*** DATA IN THIS EXERCISE ***
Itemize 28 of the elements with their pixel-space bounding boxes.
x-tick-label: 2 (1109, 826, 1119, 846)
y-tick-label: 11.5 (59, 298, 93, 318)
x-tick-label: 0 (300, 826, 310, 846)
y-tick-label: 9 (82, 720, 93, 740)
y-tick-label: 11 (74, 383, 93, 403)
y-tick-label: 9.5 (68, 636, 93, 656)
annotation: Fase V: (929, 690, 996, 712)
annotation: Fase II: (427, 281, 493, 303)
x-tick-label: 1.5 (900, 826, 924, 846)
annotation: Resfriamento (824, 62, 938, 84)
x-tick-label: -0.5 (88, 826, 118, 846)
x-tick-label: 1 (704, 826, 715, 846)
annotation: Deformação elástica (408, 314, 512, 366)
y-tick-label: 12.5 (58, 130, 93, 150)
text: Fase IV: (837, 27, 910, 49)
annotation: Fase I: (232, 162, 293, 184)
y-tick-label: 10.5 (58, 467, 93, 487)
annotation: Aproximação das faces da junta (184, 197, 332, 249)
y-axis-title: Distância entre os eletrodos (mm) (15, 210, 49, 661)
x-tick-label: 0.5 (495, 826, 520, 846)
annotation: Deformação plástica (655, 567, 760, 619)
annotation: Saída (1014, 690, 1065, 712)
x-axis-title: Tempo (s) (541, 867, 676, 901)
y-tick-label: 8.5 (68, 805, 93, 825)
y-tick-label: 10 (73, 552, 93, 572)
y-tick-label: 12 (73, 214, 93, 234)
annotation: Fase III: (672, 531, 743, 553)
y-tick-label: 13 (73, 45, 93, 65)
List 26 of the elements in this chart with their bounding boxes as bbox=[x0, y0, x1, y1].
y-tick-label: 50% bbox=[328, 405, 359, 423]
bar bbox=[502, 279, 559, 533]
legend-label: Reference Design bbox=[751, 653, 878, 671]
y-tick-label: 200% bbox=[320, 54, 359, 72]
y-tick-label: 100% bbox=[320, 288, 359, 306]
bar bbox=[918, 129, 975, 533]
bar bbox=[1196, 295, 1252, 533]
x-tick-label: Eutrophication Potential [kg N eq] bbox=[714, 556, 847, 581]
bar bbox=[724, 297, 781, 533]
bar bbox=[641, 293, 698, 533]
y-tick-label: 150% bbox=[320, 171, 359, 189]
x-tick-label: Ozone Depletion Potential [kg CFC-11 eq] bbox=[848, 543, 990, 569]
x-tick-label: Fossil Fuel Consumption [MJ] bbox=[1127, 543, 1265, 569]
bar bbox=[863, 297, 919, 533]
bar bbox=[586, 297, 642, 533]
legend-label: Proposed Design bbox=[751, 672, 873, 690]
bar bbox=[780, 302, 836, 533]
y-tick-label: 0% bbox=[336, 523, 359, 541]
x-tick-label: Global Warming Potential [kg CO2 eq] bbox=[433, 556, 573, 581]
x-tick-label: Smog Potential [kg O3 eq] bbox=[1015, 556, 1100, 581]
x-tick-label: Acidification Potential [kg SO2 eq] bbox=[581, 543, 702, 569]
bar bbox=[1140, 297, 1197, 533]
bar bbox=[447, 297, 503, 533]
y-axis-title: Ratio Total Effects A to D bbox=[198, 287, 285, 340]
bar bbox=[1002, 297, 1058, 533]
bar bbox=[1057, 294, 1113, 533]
***
WHAT YOU WILL DO: Rewrite every line of the listing above as a numbered list, omitting any blank lines.

THE REPLY:
1. Itemize 28 of the elements with their pixel-space bounding boxes.
2. x-tick-label: 2 (1109, 826, 1119, 846)
3. y-tick-label: 11.5 (59, 298, 93, 318)
4. x-tick-label: 0 (300, 826, 310, 846)
5. y-tick-label: 9 (82, 720, 93, 740)
6. y-tick-label: 11 (74, 383, 93, 403)
7. y-tick-label: 9.5 (68, 636, 93, 656)
8. annotation: Fase V: (929, 690, 996, 712)
9. annotation: Fase II: (427, 281, 493, 303)
10. x-tick-label: 1.5 (900, 826, 924, 846)
11. annotation: Resfriamento (824, 62, 938, 84)
12. x-tick-label: -0.5 (88, 826, 118, 846)
13. x-tick-label: 1 (704, 826, 715, 846)
14. annotation: Deformação elástica (408, 314, 512, 366)
15. y-tick-label: 12.5 (58, 130, 93, 150)
16. text: Fase IV: (837, 27, 910, 49)
17. annotation: Fase I: (232, 162, 293, 184)
18. y-tick-label: 10.5 (58, 467, 93, 487)
19. annotation: Aproximação das faces da junta (184, 197, 332, 249)
20. y-axis-title: Distância entre os eletrodos (mm) (15, 210, 49, 661)
21. x-tick-label: 0.5 (495, 826, 520, 846)
22. annotation: Deformação plástica (655, 567, 760, 619)
23. annotation: Saída (1014, 690, 1065, 712)
24. x-axis-title: Tempo (s) (541, 867, 676, 901)
25. y-tick-label: 8.5 (68, 805, 93, 825)
26. y-tick-label: 10 (73, 552, 93, 572)
27. y-tick-label: 12 (73, 214, 93, 234)
28. annotation: Fase III: (672, 531, 743, 553)
29. y-tick-label: 13 (73, 45, 93, 65)
30. List 26 of the elements in this chart with their bounding boxes as bbox=[x0, y0, x1, y1].
31. y-tick-label: 50% bbox=[328, 405, 359, 423]
32. bar bbox=[502, 279, 559, 533]
33. legend-label: Reference Design bbox=[751, 653, 878, 671]
34. y-tick-label: 200% bbox=[320, 54, 359, 72]
35. y-tick-label: 100% bbox=[320, 288, 359, 306]
36. bar bbox=[918, 129, 975, 533]
37. bar bbox=[1196, 295, 1252, 533]
38. x-tick-label: Eutrophication Potential [kg N eq] bbox=[714, 556, 847, 581]
39. bar bbox=[724, 297, 781, 533]
40. bar bbox=[641, 293, 698, 533]
41. y-tick-label: 150% bbox=[320, 171, 359, 189]
42. x-tick-label: Ozone Depletion Potential [kg CFC-11 eq] bbox=[848, 543, 990, 569]
43. x-tick-label: Fossil Fuel Consumption [MJ] bbox=[1127, 543, 1265, 569]
44. bar bbox=[863, 297, 919, 533]
45. bar bbox=[586, 297, 642, 533]
46. legend-label: Proposed Design bbox=[751, 672, 873, 690]
47. bar bbox=[780, 302, 836, 533]
48. y-tick-label: 0% bbox=[336, 523, 359, 541]
49. x-tick-label: Global Warming Potential [kg CO2 eq] bbox=[433, 556, 573, 581]
50. x-tick-label: Smog Potential [kg O3 eq] bbox=[1015, 556, 1100, 581]
51. x-tick-label: Acidification Potential [kg SO2 eq] bbox=[581, 543, 702, 569]
52. bar bbox=[1140, 297, 1197, 533]
53. bar bbox=[447, 297, 503, 533]
54. y-axis-title: Ratio Total Effects A to D bbox=[198, 287, 285, 340]
55. bar bbox=[1002, 297, 1058, 533]
56. bar bbox=[1057, 294, 1113, 533]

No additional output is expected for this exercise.